[WORK TO COMPLETE] Copy each line holding the string "center".

[SUPPLIED ENTRIES]
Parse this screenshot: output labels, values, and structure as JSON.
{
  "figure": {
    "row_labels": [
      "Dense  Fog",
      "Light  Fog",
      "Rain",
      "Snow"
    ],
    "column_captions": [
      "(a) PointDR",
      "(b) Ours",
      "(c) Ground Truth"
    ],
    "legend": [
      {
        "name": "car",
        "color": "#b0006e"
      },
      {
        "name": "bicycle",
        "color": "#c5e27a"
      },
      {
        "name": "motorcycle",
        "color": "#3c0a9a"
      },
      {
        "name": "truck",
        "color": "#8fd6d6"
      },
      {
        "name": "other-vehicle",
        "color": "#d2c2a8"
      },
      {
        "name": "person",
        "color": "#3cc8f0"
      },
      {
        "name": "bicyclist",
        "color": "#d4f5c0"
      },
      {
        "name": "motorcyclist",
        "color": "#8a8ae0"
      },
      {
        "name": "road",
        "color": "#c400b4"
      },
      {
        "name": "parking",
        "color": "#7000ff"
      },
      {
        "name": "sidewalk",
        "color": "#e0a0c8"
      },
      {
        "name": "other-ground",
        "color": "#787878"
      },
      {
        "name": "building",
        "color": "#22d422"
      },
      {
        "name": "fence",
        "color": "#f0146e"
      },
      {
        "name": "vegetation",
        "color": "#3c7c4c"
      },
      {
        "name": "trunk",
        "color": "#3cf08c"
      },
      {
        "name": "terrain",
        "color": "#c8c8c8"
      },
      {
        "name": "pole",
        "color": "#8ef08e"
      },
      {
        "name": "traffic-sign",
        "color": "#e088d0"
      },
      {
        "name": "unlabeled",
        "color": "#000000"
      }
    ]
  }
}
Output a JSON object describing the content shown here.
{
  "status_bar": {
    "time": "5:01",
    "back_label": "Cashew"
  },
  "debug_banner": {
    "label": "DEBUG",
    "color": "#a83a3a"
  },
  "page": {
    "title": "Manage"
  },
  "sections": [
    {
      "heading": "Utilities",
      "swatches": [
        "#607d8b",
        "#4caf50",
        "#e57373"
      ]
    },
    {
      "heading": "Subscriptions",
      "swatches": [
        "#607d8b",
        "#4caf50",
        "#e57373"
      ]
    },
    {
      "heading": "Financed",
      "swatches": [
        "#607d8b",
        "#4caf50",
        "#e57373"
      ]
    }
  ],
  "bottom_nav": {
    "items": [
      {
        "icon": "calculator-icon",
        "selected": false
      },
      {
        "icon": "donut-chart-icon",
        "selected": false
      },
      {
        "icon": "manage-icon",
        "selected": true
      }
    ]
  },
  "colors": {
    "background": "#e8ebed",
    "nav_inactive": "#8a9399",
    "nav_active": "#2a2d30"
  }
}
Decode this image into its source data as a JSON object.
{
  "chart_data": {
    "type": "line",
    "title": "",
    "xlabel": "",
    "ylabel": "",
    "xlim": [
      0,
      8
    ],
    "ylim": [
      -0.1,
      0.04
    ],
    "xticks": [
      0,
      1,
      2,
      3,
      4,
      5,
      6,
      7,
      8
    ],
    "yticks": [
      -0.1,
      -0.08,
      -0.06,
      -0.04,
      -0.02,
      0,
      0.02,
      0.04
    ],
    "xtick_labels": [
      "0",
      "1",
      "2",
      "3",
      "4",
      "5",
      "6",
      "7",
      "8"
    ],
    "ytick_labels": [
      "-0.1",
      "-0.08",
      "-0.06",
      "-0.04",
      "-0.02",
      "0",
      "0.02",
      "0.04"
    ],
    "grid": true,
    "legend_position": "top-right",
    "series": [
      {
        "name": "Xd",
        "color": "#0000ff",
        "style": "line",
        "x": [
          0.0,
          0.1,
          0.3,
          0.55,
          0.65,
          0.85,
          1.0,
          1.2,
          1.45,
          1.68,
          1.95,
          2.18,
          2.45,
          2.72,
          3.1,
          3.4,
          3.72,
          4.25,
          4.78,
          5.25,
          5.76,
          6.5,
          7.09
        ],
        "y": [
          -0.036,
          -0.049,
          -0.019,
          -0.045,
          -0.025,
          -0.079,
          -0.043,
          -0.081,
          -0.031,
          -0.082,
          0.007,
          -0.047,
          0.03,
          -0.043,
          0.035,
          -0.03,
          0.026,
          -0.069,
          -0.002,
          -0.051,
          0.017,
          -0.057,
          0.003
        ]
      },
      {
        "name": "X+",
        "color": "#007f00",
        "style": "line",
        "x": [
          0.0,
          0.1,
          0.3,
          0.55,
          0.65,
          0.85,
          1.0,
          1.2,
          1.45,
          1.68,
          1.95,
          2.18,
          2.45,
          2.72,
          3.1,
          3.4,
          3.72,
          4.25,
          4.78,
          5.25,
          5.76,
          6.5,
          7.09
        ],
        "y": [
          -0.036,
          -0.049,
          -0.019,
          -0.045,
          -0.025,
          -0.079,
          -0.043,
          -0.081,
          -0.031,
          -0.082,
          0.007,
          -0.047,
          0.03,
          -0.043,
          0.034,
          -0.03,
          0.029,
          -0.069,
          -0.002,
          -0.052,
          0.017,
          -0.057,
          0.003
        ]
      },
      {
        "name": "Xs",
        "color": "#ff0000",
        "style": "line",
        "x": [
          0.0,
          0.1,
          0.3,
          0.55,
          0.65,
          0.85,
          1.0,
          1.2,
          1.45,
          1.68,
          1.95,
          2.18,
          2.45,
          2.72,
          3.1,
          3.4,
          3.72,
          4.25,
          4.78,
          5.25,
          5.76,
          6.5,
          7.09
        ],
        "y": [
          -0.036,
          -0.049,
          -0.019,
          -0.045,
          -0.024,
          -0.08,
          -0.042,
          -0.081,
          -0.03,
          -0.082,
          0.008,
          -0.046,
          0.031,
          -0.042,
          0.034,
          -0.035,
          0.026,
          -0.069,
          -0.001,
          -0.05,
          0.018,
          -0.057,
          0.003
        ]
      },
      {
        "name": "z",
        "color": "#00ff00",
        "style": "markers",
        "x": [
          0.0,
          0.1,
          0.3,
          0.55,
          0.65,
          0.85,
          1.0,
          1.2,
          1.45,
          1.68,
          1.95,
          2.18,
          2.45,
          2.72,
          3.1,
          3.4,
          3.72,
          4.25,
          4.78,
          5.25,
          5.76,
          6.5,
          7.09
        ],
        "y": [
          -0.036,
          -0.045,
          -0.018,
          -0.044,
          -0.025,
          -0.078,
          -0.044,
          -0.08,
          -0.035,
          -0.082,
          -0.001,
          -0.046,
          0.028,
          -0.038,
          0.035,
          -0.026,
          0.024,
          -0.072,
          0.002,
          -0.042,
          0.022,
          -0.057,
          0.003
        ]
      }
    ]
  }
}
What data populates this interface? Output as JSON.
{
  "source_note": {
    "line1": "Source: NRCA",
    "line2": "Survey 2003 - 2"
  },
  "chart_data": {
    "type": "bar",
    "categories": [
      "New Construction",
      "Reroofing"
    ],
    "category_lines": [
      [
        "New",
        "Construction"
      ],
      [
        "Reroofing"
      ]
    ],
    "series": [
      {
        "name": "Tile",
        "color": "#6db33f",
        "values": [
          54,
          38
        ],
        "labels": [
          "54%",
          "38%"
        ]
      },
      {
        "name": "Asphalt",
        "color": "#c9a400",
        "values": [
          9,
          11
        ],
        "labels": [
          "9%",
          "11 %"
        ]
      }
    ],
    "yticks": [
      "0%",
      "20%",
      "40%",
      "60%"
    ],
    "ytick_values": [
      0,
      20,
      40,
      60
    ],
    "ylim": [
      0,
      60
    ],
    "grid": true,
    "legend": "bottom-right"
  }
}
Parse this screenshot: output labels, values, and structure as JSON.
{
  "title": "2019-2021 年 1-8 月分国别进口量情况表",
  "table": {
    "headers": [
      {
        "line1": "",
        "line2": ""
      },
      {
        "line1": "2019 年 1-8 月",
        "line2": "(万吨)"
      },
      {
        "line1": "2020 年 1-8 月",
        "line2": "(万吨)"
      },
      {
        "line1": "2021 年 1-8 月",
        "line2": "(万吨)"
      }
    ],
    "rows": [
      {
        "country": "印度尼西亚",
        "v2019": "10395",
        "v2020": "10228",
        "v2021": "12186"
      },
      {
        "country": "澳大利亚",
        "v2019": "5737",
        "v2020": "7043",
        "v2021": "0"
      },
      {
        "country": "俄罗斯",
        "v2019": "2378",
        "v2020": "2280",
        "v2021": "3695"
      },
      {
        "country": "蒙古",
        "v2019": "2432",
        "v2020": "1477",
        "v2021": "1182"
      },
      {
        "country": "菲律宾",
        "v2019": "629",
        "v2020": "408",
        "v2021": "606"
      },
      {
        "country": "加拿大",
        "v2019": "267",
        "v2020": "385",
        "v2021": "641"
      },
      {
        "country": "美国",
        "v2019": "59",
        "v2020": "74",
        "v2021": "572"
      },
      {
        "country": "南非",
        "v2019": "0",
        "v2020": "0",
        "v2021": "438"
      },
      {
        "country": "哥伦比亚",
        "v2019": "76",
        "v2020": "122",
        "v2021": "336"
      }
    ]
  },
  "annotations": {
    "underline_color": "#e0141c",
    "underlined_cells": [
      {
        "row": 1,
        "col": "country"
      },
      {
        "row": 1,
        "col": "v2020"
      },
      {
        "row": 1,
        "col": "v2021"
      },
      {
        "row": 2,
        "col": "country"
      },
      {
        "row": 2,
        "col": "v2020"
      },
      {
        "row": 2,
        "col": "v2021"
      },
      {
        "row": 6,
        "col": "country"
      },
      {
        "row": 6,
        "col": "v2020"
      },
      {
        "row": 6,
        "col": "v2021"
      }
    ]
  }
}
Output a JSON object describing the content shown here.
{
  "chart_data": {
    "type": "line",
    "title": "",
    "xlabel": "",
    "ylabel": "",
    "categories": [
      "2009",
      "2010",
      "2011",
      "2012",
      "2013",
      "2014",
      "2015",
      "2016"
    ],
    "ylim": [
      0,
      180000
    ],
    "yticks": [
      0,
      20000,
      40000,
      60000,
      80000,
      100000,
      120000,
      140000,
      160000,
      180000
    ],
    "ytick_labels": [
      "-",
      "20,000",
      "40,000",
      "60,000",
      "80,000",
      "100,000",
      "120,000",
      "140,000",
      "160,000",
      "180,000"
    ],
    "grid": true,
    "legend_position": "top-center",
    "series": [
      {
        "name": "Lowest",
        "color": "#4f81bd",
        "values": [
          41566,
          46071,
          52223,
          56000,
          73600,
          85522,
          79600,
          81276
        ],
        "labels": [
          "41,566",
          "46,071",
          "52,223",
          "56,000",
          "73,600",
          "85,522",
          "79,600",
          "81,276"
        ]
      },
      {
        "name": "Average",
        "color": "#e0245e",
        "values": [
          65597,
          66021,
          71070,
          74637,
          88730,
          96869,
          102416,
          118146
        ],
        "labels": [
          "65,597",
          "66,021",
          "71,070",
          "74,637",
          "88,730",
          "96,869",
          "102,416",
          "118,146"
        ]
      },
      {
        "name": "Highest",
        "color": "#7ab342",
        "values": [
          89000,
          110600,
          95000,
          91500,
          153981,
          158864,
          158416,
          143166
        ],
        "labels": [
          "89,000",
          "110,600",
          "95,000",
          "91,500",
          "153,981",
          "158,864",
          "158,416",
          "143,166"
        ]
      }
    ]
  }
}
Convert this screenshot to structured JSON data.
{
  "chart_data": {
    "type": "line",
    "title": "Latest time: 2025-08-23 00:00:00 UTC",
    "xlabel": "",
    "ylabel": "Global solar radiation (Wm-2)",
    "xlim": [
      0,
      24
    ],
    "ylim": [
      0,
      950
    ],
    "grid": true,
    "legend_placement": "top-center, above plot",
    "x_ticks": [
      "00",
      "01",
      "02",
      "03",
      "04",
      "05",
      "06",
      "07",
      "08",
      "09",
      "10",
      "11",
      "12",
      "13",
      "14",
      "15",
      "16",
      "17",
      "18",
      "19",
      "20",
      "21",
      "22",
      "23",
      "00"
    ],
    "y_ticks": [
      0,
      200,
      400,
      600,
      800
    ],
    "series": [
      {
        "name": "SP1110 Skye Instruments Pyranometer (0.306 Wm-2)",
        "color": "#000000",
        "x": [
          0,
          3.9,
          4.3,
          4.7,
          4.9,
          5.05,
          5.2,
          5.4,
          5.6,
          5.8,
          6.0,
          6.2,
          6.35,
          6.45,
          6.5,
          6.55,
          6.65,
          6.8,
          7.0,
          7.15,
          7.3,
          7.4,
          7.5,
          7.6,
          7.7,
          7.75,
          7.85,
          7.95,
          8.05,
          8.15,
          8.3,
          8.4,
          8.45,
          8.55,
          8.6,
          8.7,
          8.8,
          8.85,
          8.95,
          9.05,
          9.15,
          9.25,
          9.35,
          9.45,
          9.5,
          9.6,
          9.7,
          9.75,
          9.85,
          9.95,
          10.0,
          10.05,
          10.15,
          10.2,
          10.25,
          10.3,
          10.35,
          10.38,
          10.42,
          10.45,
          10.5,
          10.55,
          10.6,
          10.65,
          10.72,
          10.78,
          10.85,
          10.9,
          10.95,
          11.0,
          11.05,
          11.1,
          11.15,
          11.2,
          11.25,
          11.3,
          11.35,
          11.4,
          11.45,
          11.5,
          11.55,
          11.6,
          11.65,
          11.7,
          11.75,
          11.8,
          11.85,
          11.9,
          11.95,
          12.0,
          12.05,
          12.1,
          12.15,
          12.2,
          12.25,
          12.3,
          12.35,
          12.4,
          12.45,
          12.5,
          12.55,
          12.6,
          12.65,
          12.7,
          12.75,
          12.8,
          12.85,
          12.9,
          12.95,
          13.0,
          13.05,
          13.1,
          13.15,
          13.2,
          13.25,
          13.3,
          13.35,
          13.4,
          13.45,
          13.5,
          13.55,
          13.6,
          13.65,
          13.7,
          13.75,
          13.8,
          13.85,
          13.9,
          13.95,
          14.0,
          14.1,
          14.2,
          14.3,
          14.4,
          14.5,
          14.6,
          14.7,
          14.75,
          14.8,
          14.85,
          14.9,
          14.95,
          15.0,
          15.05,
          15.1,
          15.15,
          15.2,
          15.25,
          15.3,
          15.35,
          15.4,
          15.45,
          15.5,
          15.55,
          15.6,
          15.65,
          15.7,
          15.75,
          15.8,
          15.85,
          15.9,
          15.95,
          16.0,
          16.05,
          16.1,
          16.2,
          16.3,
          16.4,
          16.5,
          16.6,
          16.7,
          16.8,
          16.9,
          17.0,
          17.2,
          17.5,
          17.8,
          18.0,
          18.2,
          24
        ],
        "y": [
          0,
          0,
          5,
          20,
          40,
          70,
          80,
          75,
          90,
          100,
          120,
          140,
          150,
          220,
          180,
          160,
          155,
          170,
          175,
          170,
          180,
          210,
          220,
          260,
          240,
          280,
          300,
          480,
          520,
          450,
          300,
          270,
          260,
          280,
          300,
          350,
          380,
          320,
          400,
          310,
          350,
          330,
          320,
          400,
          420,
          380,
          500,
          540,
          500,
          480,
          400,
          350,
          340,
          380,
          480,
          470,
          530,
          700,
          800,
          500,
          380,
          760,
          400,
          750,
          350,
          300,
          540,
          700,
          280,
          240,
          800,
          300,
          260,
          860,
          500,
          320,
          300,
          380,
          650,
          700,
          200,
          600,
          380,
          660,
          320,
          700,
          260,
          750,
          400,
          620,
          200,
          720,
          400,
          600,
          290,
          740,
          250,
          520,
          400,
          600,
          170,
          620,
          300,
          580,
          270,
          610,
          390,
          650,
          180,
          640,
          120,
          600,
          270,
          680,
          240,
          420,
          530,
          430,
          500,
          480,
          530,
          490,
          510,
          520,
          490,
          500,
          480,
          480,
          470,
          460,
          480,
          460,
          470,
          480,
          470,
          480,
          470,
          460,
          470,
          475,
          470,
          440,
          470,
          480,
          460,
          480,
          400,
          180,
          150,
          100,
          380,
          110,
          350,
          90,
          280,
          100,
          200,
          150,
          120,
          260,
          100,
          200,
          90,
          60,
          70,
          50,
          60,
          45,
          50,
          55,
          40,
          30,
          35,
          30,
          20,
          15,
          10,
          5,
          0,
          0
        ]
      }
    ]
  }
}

[REPLY TO THE TASK]
    "legend_position": "top-center",
    "legend_placement": "top-center, above plot",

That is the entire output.